- _GIVEN INSTRUCTION_: Rewrite the part of the listing that begins with the line containing "Segment this screenshot: for" and ends with the line containing "top-rule-2 — [33, 22, 1475, 24]" as a numbered list, leaving out any blank lines.

- _INPUT RECORDS_:
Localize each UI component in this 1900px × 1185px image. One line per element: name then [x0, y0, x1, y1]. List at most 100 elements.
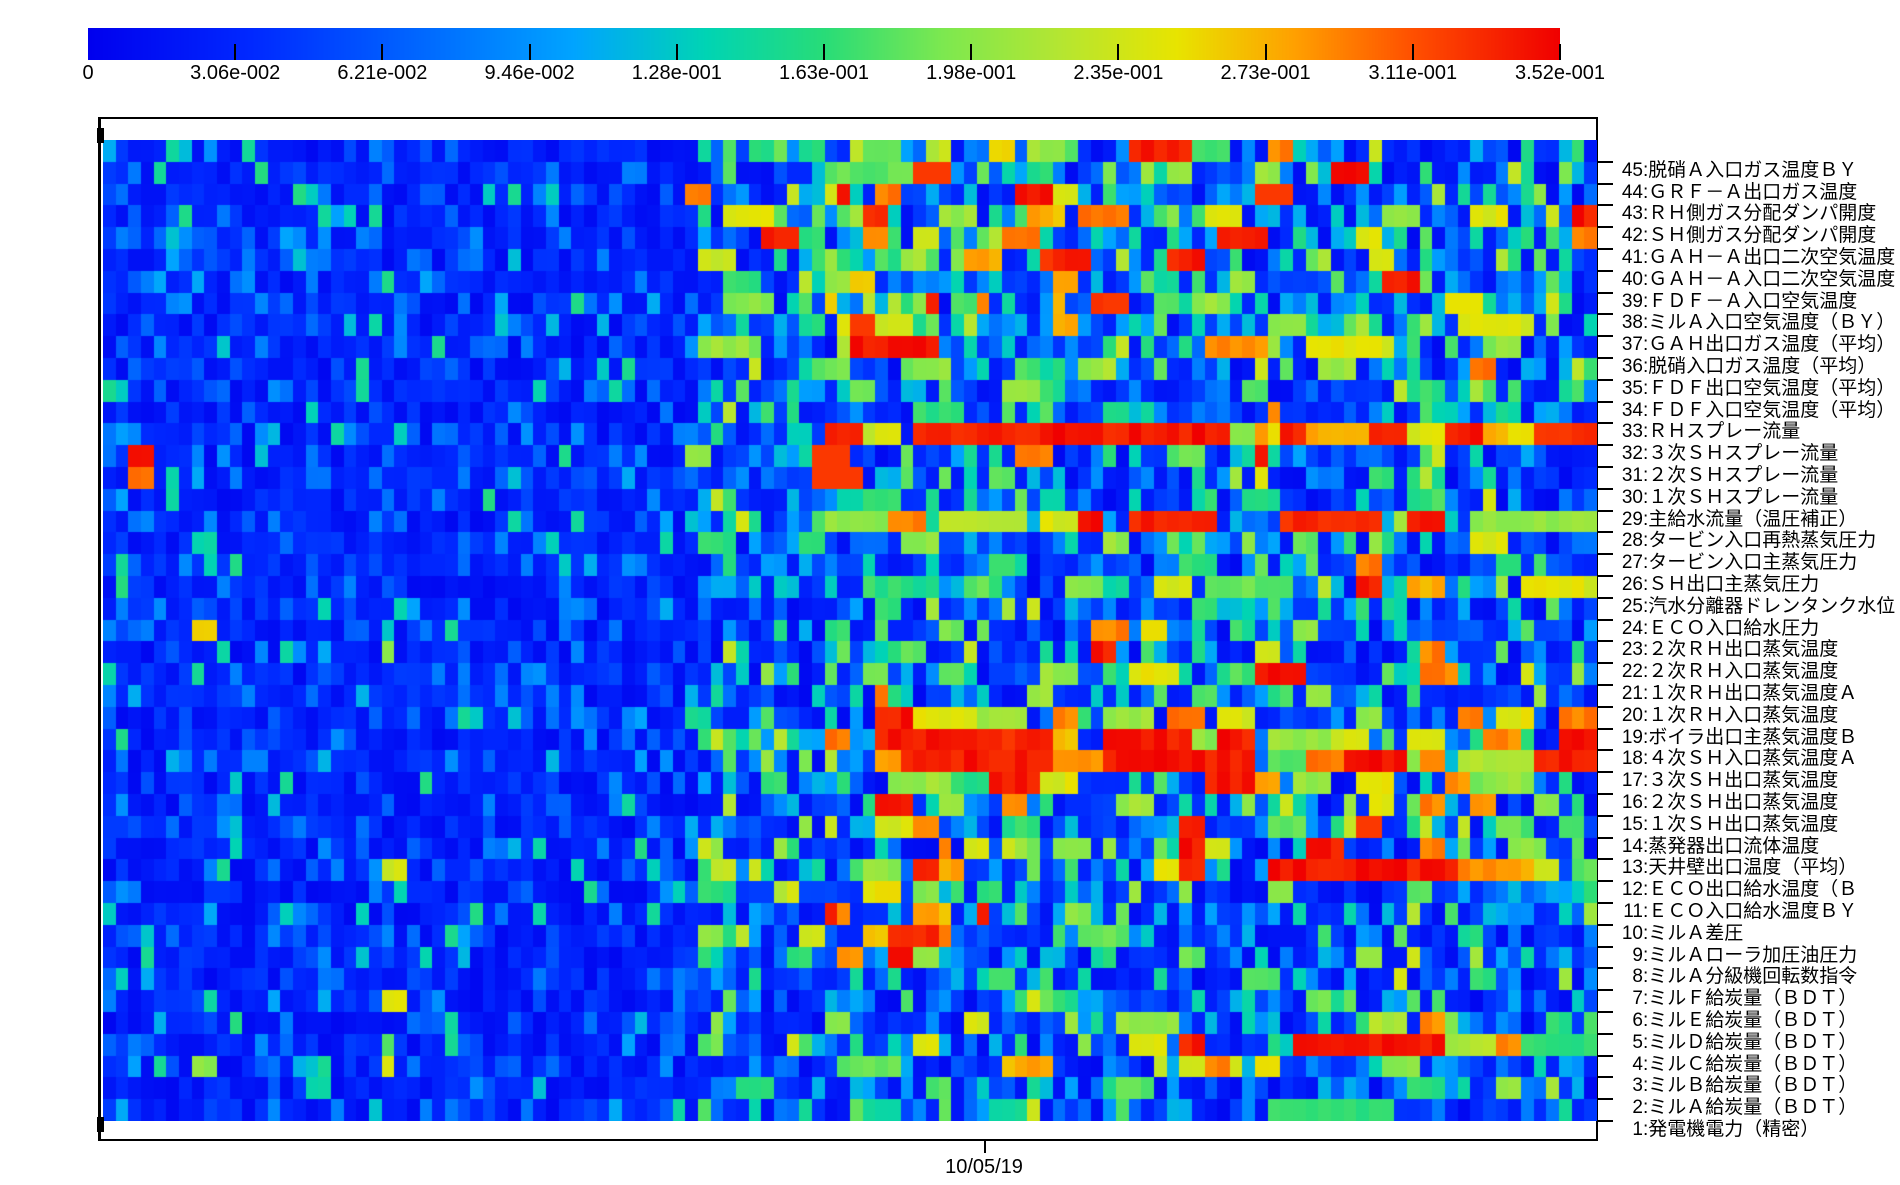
* * *
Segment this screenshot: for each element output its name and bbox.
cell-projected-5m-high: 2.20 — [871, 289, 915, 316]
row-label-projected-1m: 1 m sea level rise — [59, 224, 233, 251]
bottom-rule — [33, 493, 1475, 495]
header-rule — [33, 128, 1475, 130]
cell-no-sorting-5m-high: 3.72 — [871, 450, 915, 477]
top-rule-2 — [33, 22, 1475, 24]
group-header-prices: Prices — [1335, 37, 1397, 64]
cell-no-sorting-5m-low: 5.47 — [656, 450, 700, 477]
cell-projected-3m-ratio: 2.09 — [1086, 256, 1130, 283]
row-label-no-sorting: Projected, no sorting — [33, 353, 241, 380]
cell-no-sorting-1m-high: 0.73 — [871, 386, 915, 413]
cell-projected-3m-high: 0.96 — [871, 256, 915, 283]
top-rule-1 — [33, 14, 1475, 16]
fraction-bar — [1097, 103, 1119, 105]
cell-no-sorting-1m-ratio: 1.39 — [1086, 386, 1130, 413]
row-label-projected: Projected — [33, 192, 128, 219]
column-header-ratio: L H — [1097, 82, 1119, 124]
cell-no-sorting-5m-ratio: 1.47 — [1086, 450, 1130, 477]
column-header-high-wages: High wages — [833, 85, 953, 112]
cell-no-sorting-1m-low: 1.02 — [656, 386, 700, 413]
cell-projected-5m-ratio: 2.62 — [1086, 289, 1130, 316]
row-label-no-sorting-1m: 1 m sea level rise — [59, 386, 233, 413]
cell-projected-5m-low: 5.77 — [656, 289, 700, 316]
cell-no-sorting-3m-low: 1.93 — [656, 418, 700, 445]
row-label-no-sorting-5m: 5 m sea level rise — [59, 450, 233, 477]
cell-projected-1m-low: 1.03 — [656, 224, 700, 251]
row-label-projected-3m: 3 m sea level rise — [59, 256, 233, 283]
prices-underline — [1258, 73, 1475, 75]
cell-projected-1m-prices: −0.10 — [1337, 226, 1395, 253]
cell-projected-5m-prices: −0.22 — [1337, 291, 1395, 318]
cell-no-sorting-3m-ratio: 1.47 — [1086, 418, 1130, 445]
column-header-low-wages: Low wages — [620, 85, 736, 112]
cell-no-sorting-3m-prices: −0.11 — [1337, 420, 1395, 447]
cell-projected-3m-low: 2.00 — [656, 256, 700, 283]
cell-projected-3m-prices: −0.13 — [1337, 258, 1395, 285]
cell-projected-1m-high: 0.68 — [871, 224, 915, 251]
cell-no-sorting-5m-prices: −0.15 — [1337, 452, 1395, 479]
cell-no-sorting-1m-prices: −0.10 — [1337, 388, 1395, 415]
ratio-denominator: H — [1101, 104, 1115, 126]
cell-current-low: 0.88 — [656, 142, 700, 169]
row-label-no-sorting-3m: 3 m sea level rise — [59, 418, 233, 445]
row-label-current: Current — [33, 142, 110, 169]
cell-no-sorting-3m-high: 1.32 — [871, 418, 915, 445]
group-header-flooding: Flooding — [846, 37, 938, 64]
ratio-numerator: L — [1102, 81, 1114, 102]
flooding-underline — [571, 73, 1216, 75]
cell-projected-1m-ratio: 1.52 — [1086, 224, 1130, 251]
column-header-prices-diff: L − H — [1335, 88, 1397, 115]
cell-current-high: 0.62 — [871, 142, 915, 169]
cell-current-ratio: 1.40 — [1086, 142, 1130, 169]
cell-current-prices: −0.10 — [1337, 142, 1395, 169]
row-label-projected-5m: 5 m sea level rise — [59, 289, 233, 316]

- _SOLUTION TO THIS PROBLEM_:
1. Segment this screenshot: for each element output its name and bbox.
2. cell-projected-5m-high: 2.20 — [871, 289, 915, 316]
3. row-label-projected-1m: 1 m sea level rise — [59, 224, 233, 251]
4. bottom-rule — [33, 493, 1475, 495]
5. header-rule — [33, 128, 1475, 130]
6. cell-no-sorting-5m-high: 3.72 — [871, 450, 915, 477]
7. top-rule-2 — [33, 22, 1475, 24]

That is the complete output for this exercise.